Every record should be repeated exactly, except that pictures are left out.

Material to process |
* BEGIN *

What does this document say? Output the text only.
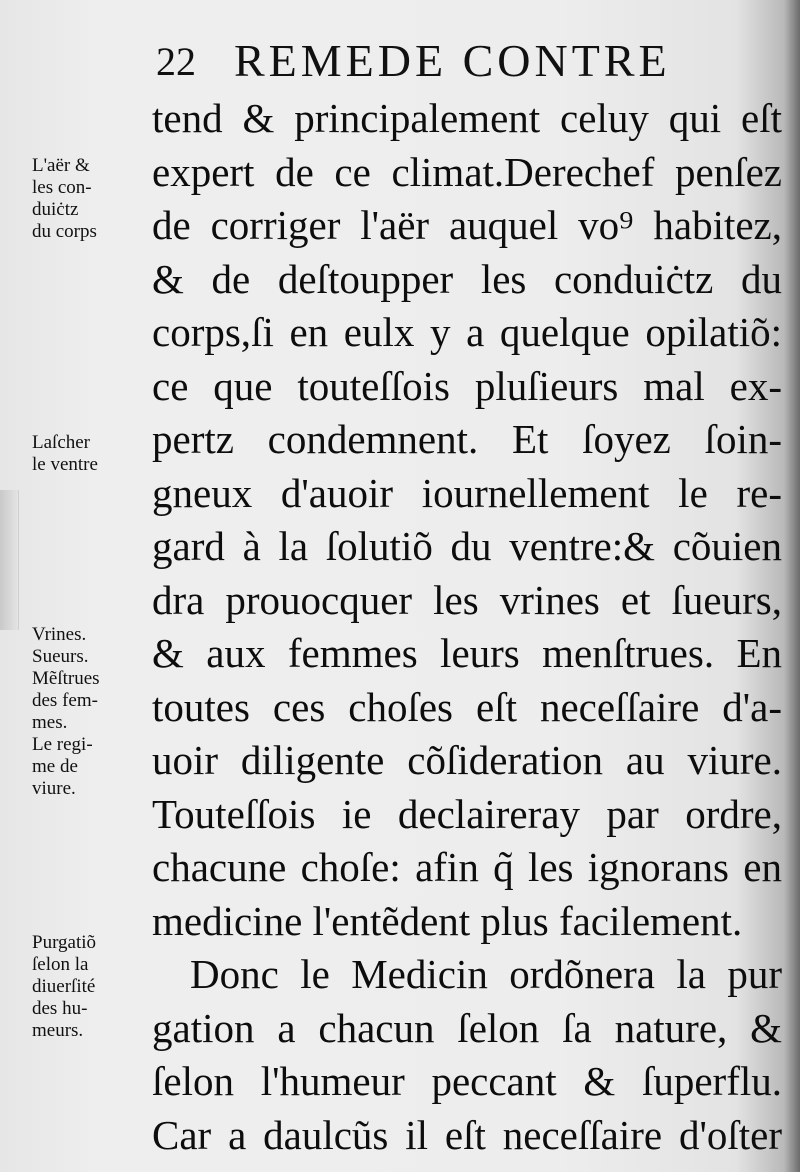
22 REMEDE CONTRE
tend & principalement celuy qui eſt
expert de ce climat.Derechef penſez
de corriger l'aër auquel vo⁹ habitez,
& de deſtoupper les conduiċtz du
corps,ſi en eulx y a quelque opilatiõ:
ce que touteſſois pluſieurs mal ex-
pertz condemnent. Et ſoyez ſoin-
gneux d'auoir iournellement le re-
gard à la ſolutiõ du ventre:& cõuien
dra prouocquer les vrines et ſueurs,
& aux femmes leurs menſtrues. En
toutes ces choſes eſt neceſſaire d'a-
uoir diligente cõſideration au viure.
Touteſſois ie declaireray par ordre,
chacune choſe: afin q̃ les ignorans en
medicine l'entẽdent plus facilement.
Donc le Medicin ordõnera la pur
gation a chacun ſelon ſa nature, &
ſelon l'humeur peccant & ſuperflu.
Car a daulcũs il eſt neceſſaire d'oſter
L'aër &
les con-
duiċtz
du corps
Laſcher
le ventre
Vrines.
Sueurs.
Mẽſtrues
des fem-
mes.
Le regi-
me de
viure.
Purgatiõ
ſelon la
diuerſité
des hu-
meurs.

* END *

Response |
What does this document say? Output the text only.
22 REMEDE CONTRE
tend & principalement celuy qui eſt
expert de ce climat.Derechef penſez
de corriger l'aër auquel vo⁹ habitez,
& de deſtoupper les conduiċtz du
corps,ſi en eulx y a quelque opilatiõ:
ce que touteſſois pluſieurs mal ex-
pertz condemnent. Et ſoyez ſoin-
gneux d'auoir iournellement le re-
gard à la ſolutiõ du ventre:& cõuien
dra prouocquer les vrines et ſueurs,
& aux femmes leurs menſtrues. En
toutes ces choſes eſt neceſſaire d'a-
uoir diligente cõſideration au viure.
Touteſſois ie declaireray par ordre,
chacune choſe: afin q̃ les ignorans en
medicine l'entẽdent plus facilement.
Donc le Medicin ordõnera la pur
gation a chacun ſelon ſa nature, &
ſelon l'humeur peccant & ſuperflu.
Car a daulcũs il eſt neceſſaire d'oſter
L'aër &
les con-
duiċtz
du corps
Laſcher
le ventre
Vrines.
Sueurs.
Mẽſtrues
des fem-
mes.
Le regi-
me de
viure.
Purgatiõ
ſelon la
diuerſité
des hu-
meurs.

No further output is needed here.